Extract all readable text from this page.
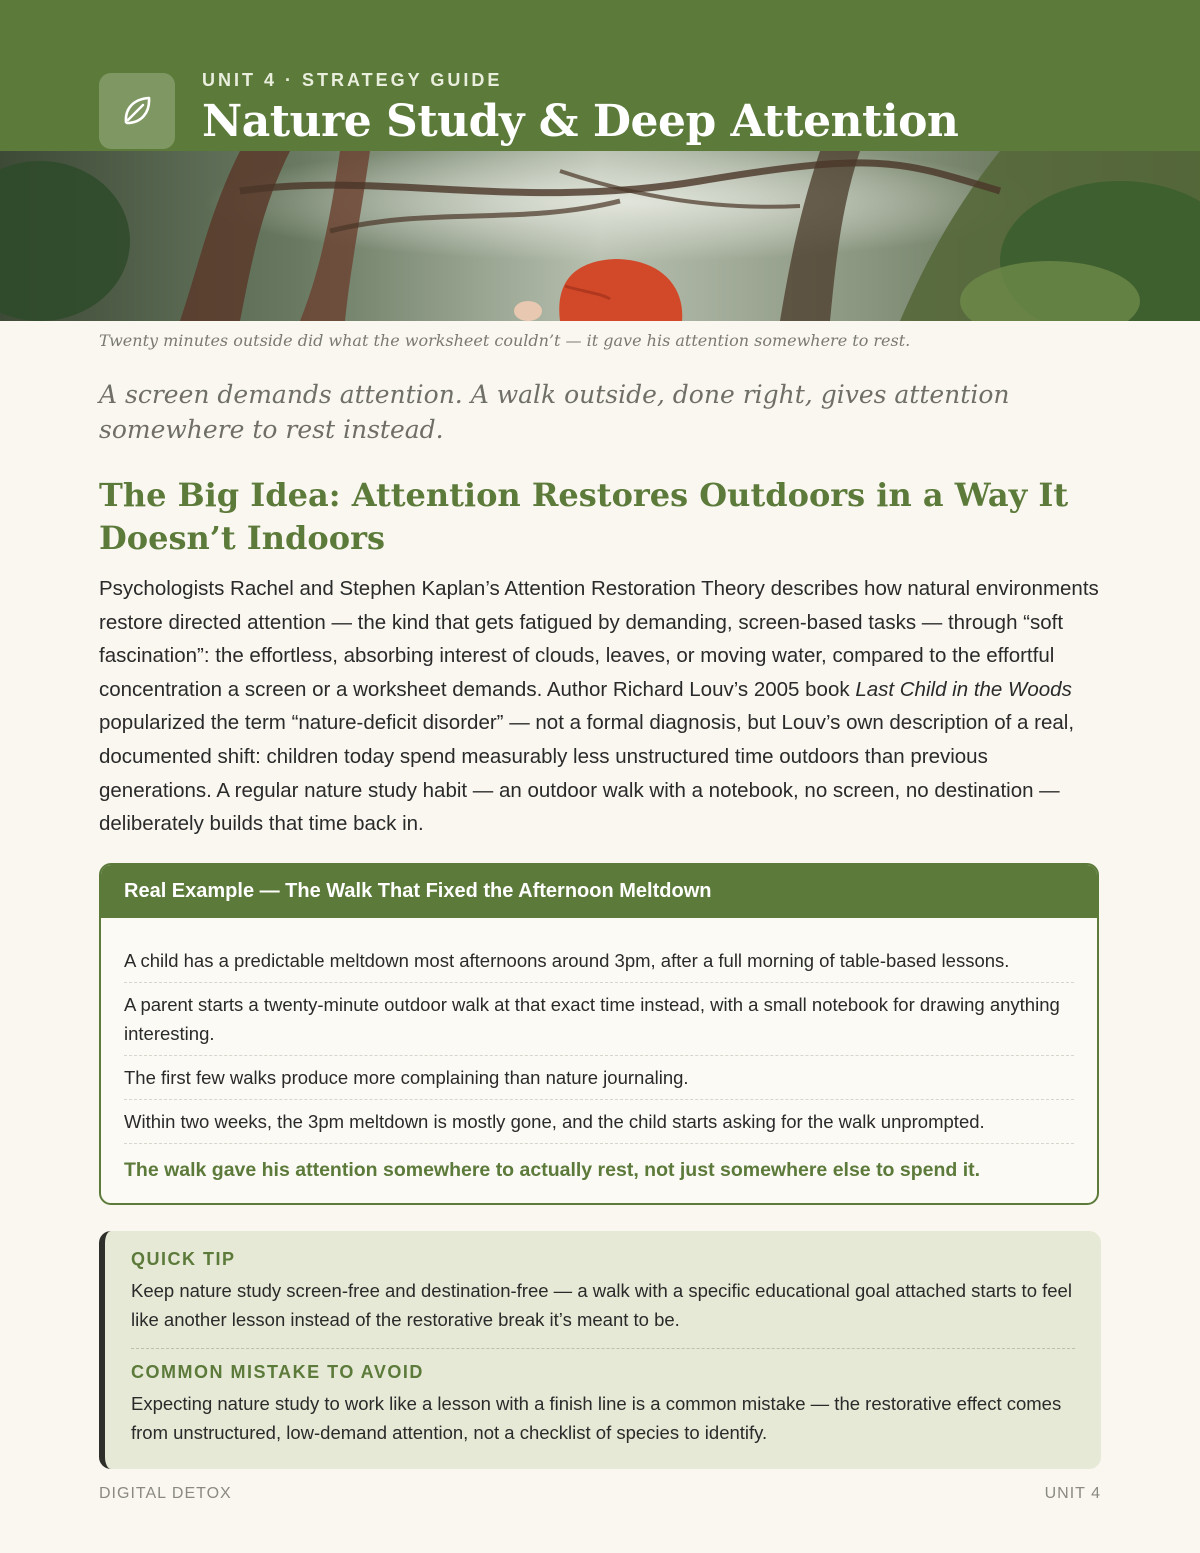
UNIT 4 · STRATEGY GUIDE
Nature Study & Deep Attention
Twenty minutes outside did what the worksheet couldn’t — it gave his attention somewhere to rest.
A screen demands attention. A walk outside, done right, gives attention somewhere to rest instead.
The Big Idea: Attention Restores Outdoors in a Way It Doesn’t Indoors
Psychologists Rachel and Stephen Kaplan’s Attention Restoration Theory describes how natural environments restore directed attention — the kind that gets fatigued by demanding, screen-based tasks — through “soft fascination”: the effortless, absorbing interest of clouds, leaves, or moving water, compared to the effortful concentration a screen or a worksheet demands. Author Richard Louv’s 2005 book Last Child in the Woods popularized the term “nature-deficit disorder” — not a formal diagnosis, but Louv’s own description of a real, documented shift: children today spend measurably less unstructured time outdoors than previous generations. A regular nature study habit — an outdoor walk with a notebook, no screen, no destination — deliberately builds that time back in.
Real Example — The Walk That Fixed the Afternoon Meltdown
A child has a predictable meltdown most afternoons around 3pm, after a full morning of table-based lessons.
A parent starts a twenty-minute outdoor walk at that exact time instead, with a small notebook for drawing anything interesting.
The first few walks produce more complaining than nature journaling.
Within two weeks, the 3pm meltdown is mostly gone, and the child starts asking for the walk unprompted.
The walk gave his attention somewhere to actually rest, not just somewhere else to spend it.
QUICK TIP
Keep nature study screen-free and destination-free — a walk with a specific educational goal attached starts to feel like another lesson instead of the restorative break it’s meant to be.
COMMON MISTAKE TO AVOID
Expecting nature study to work like a lesson with a finish line is a common mistake — the restorative effect comes from unstructured, low-demand attention, not a checklist of species to identify.
DIGITAL DETOX	UNIT 4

## WHAT NEEDS TO BE DONE
Leave the pictures out and print the records above exactly as they stand.

## RESULT
Extract all readable text from this page.
UNIT 4 · STRATEGY GUIDE
Nature Study & Deep Attention
Twenty minutes outside did what the worksheet couldn’t — it gave his attention somewhere to rest.
A screen demands attention. A walk outside, done right, gives attention somewhere to rest instead.
The Big Idea: Attention Restores Outdoors in a Way It Doesn’t Indoors
Psychologists Rachel and Stephen Kaplan’s Attention Restoration Theory describes how natural environments restore directed attention — the kind that gets fatigued by demanding, screen-based tasks — through “soft fascination”: the effortless, absorbing interest of clouds, leaves, or moving water, compared to the effortful concentration a screen or a worksheet demands. Author Richard Louv’s 2005 book Last Child in the Woods popularized the term “nature-deficit disorder” — not a formal diagnosis, but Louv’s own description of a real, documented shift: children today spend measurably less unstructured time outdoors than previous generations. A regular nature study habit — an outdoor walk with a notebook, no screen, no destination — deliberately builds that time back in.
Real Example — The Walk That Fixed the Afternoon Meltdown
A child has a predictable meltdown most afternoons around 3pm, after a full morning of table-based lessons.
A parent starts a twenty-minute outdoor walk at that exact time instead, with a small notebook for drawing anything interesting.
The first few walks produce more complaining than nature journaling.
Within two weeks, the 3pm meltdown is mostly gone, and the child starts asking for the walk unprompted.
The walk gave his attention somewhere to actually rest, not just somewhere else to spend it.
QUICK TIP
Keep nature study screen-free and destination-free — a walk with a specific educational goal attached starts to feel like another lesson instead of the restorative break it’s meant to be.
COMMON MISTAKE TO AVOID
Expecting nature study to work like a lesson with a finish line is a common mistake — the restorative effect comes from unstructured, low-demand attention, not a checklist of species to identify.
DIGITAL DETOX	UNIT 4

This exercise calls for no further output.